▶ _PROVIDED RECORDS_
# # # # # # #
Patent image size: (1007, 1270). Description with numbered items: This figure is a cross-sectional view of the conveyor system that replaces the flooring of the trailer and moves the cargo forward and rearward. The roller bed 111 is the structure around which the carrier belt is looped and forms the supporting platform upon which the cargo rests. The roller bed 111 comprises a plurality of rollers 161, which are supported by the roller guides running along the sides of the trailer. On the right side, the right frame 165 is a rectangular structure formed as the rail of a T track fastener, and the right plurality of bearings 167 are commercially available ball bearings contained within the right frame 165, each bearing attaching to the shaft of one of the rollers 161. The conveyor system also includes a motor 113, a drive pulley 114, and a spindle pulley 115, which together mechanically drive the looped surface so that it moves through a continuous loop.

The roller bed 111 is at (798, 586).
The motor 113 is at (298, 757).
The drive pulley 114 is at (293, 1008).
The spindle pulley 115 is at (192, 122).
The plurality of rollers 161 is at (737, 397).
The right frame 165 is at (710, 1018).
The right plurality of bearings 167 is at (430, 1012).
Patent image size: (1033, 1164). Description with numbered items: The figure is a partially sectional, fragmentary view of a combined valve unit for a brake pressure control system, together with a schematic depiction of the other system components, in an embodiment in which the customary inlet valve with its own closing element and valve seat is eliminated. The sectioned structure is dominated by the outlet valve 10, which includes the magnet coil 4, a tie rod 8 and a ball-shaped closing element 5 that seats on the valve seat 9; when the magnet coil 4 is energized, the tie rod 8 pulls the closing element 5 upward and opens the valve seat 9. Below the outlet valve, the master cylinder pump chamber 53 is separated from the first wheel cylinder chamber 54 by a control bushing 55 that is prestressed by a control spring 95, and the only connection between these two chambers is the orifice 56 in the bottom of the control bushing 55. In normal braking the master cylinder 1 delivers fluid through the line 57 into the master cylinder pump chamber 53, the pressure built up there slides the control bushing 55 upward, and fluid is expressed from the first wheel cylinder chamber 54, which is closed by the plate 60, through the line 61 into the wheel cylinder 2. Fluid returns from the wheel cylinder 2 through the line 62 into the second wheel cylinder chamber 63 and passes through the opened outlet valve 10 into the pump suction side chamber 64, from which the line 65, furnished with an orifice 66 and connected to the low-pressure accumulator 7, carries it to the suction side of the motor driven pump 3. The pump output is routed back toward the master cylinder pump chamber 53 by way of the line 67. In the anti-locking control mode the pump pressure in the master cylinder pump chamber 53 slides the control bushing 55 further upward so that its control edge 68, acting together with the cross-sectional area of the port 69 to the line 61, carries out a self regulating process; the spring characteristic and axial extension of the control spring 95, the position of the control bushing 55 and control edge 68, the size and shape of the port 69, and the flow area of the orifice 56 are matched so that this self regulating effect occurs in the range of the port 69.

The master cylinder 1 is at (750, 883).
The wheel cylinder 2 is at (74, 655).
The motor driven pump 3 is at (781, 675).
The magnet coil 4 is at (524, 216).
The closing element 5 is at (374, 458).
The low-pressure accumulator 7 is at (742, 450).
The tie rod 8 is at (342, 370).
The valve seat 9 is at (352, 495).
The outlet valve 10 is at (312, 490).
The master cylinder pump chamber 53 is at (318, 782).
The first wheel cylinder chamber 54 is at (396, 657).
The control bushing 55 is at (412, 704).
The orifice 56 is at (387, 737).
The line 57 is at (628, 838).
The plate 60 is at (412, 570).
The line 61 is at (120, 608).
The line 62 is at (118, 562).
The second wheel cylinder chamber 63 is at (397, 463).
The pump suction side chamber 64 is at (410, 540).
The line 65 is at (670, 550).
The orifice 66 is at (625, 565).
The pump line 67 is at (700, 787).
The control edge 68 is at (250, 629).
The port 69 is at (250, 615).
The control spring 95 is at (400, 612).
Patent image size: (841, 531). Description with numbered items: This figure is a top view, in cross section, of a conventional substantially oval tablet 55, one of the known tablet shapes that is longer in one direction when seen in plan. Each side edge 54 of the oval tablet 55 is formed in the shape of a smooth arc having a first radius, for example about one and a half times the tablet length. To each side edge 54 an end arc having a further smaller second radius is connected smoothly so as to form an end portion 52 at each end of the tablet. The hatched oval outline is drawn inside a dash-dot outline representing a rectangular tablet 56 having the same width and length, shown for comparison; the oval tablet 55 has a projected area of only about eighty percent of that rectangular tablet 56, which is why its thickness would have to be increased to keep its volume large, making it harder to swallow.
# # # # # # #
▶ _TASK GOAL_
Filter the listing above down to the lines that contain the string "pulley", treating uppercase and lowercase letters as different. Copy each matching line in full.

▶ _REPLY TO THE EXERCISE_
Patent image size: (1007, 1270). Description with numbered items: This figure is a cross-sectional view of the conveyor system that replaces the flooring of the trailer and moves the cargo forward and rearward. The roller bed 111 is the structure around which the carrier belt is looped and forms the supporting platform upon which the cargo rests. The roller bed 111 comprises a plurality of rollers 161, which are supported by the roller guides running along the sides of the trailer. On the right side, the right frame 165 is a rectangular structure formed as the rail of a T track fastener, and the right plurality of bearings 167 are commercially available ball bearings contained within the right frame 165, each bearing attaching to the shaft of one of the rollers 161. The conveyor system also includes a motor 113, a drive pulley 114, and a spindle pulley 115, which together mechanically drive the looped surface so that it moves through a continuous loop.
The drive pulley 114 is at (293, 1008).
The spindle pulley 115 is at (192, 122).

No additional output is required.